BEGIN Exercise data

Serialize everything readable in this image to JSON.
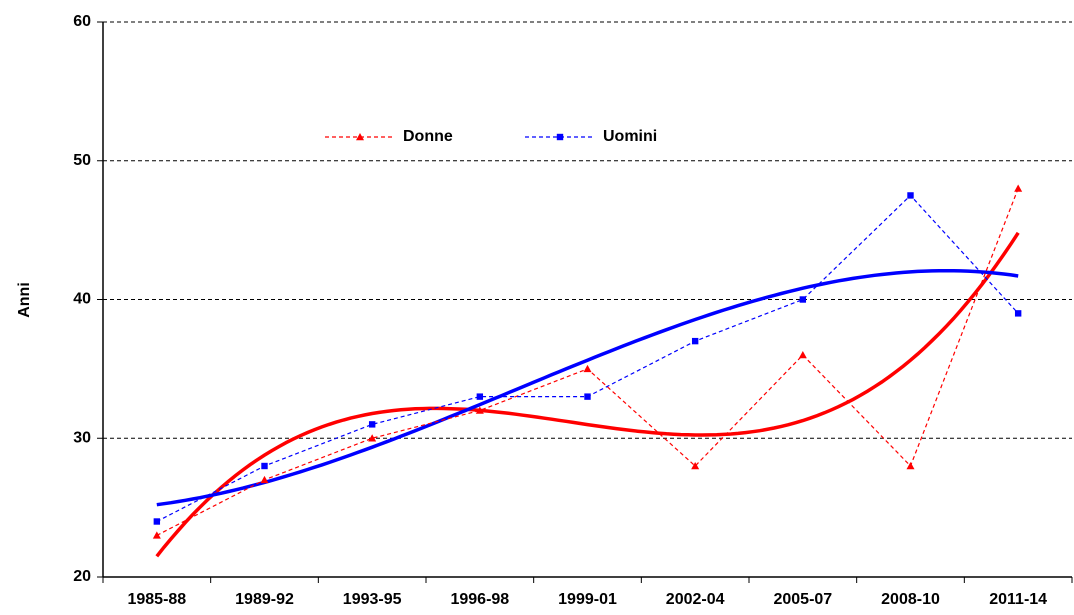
{
  "chart_data": {
    "type": "line",
    "y_label": "Anni",
    "categories": [
      "1985-88",
      "1989-92",
      "1993-95",
      "1996-98",
      "1999-01",
      "2002-04",
      "2005-07",
      "2008-10",
      "2011-14"
    ],
    "series": [
      {
        "name": "Donne",
        "color": "#ff0000",
        "marker": "triangle",
        "trendline": "polynomial-3",
        "values": [
          23,
          27,
          30,
          32,
          35,
          28,
          36,
          28,
          48
        ]
      },
      {
        "name": "Uomini",
        "color": "#0000ff",
        "marker": "square",
        "trendline": "polynomial-3",
        "values": [
          24,
          28,
          31,
          33,
          33,
          37,
          40,
          47.5,
          39
        ]
      }
    ],
    "ylim": [
      20,
      60
    ],
    "yticks": [
      20,
      30,
      40,
      50,
      60
    ],
    "grid": true
  }
}
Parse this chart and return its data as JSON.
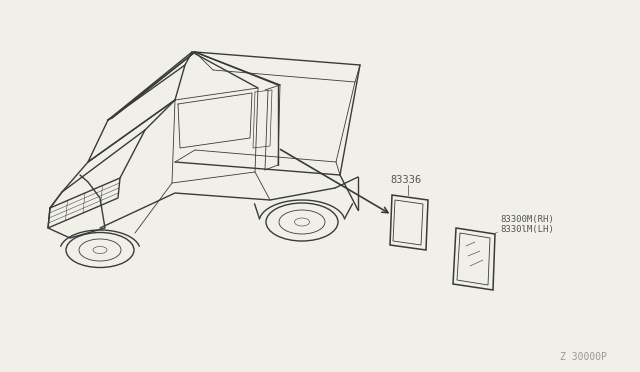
{
  "bg_color": "#f0efe8",
  "line_color": "#3a3a3a",
  "label_color": "#555555",
  "part_label_1": "83336",
  "part_label_2": "83300M(RH)",
  "part_label_3": "8330lM(LH)",
  "watermark": "Z 30000P",
  "fig_width": 6.4,
  "fig_height": 3.72,
  "dpi": 100
}
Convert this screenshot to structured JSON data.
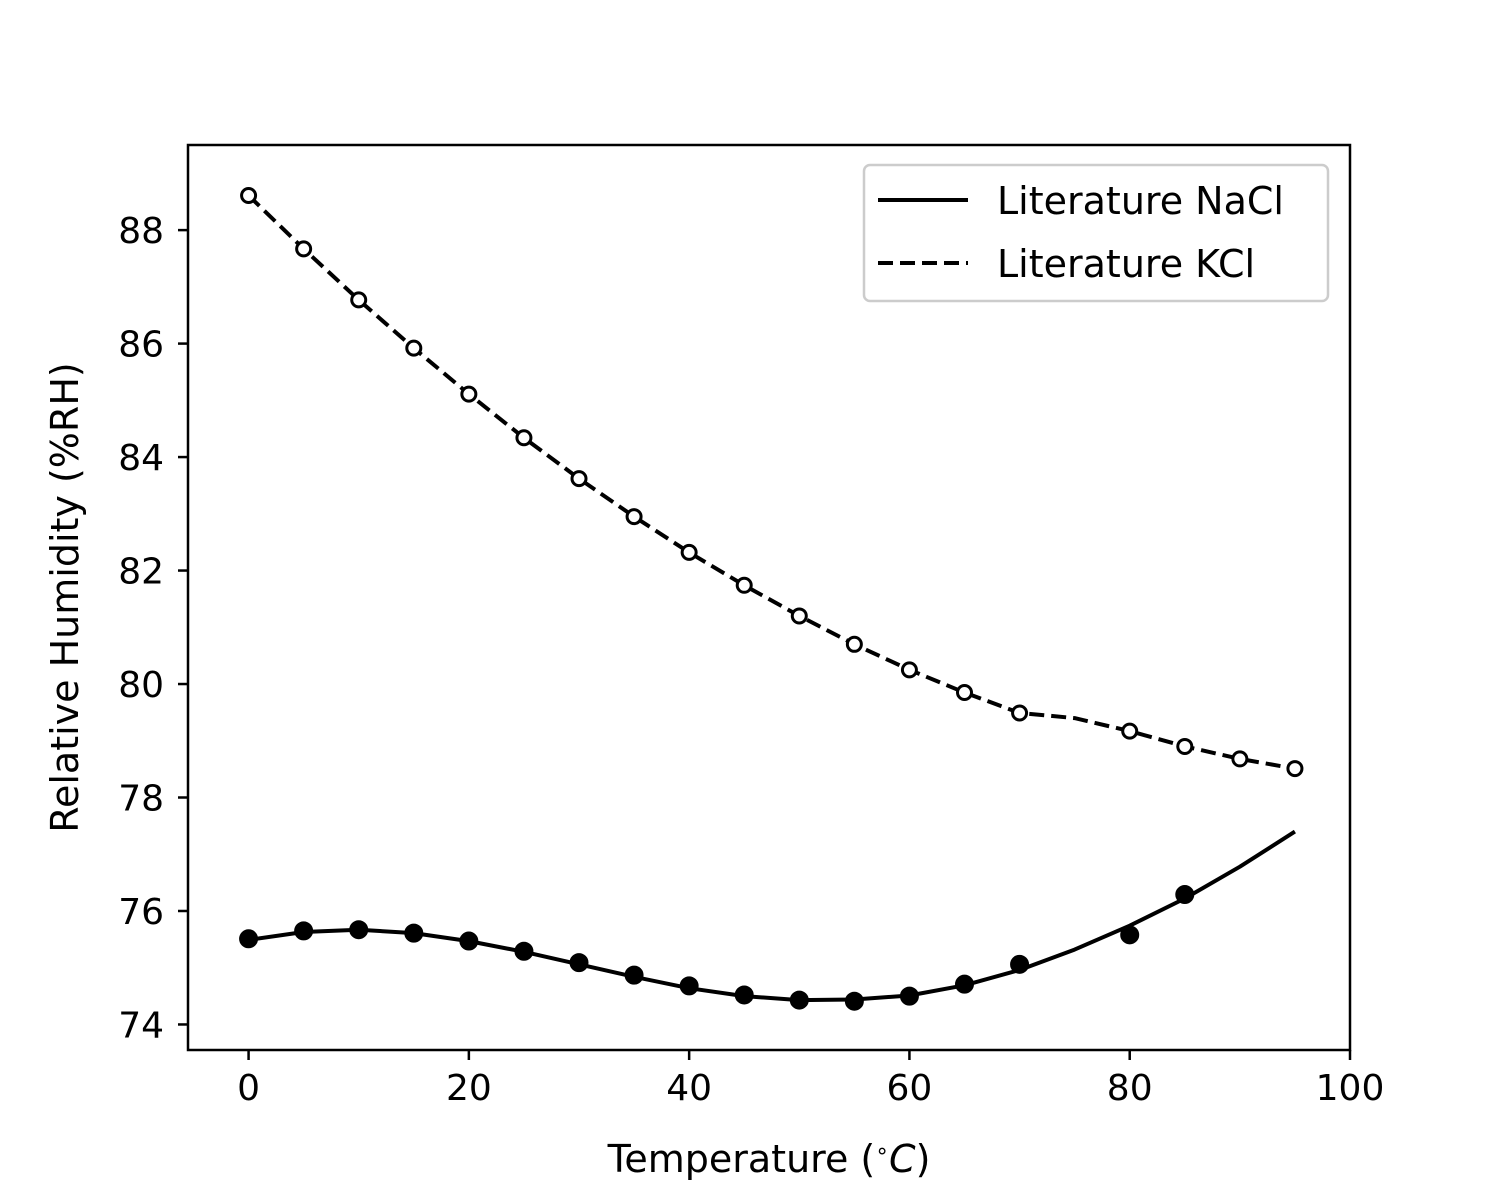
{
  "chart_data": {
    "type": "line",
    "xlabel_main": "Temperature (",
    "xlabel_unit": "∘",
    "xlabel_italic": "C",
    "xlabel_close": ")",
    "ylabel": "Relative Humidity (%RH)",
    "xlim": [
      -5.5,
      100
    ],
    "ylim": [
      73.55,
      89.5
    ],
    "xticks": [
      0,
      20,
      40,
      60,
      80,
      100
    ],
    "yticks": [
      74,
      76,
      78,
      80,
      82,
      84,
      86,
      88
    ],
    "grid": false,
    "legend_position": "top-right",
    "series": [
      {
        "name": "Literature NaCl",
        "line_style": "solid",
        "marker": "filled-circle",
        "color": "#000000",
        "curve_x": [
          0,
          5,
          10,
          15,
          20,
          25,
          30,
          35,
          40,
          45,
          50,
          55,
          60,
          65,
          70,
          75,
          80,
          85,
          90,
          95
        ],
        "curve_y": [
          75.49,
          75.63,
          75.67,
          75.61,
          75.47,
          75.28,
          75.06,
          74.84,
          74.64,
          74.5,
          74.43,
          74.44,
          74.51,
          74.69,
          74.96,
          75.32,
          75.74,
          76.22,
          76.78,
          77.4
        ],
        "points_x": [
          0,
          5,
          10,
          15,
          20,
          25,
          30,
          35,
          40,
          45,
          50,
          55,
          60,
          65,
          70,
          80,
          85
        ],
        "points_y": [
          75.51,
          75.65,
          75.67,
          75.61,
          75.47,
          75.29,
          75.09,
          74.87,
          74.68,
          74.52,
          74.43,
          74.41,
          74.5,
          74.71,
          75.06,
          75.58,
          76.29
        ]
      },
      {
        "name": "Literature KCl",
        "line_style": "dashed",
        "marker": "open-circle",
        "color": "#000000",
        "curve_x": [
          0,
          5,
          10,
          15,
          20,
          25,
          30,
          35,
          40,
          45,
          50,
          55,
          60,
          65,
          70,
          75,
          80,
          85,
          90,
          95
        ],
        "curve_y": [
          88.61,
          87.67,
          86.77,
          85.92,
          85.11,
          84.34,
          83.62,
          82.95,
          82.32,
          81.74,
          81.2,
          80.7,
          80.25,
          79.85,
          79.49,
          79.4,
          79.17,
          78.9,
          78.68,
          78.51
        ],
        "points_x": [
          0,
          5,
          10,
          15,
          20,
          25,
          30,
          35,
          40,
          45,
          50,
          55,
          60,
          65,
          70,
          80,
          85,
          90,
          95
        ],
        "points_y": [
          88.61,
          87.67,
          86.77,
          85.92,
          85.11,
          84.34,
          83.62,
          82.95,
          82.32,
          81.74,
          81.2,
          80.7,
          80.25,
          79.85,
          79.49,
          79.17,
          78.9,
          78.68,
          78.51
        ]
      }
    ]
  }
}
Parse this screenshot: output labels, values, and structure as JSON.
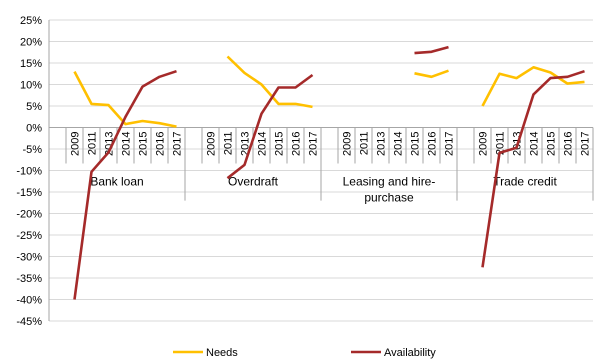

END Exercise data

Exercise objective →
Pick out all lines from the data above in which the word "marker" appears.

Reply to the exercise →
        "marker": "triangle",
        "marker": "square",
        "marker": "filled-circle",
        "marker": "open-circle",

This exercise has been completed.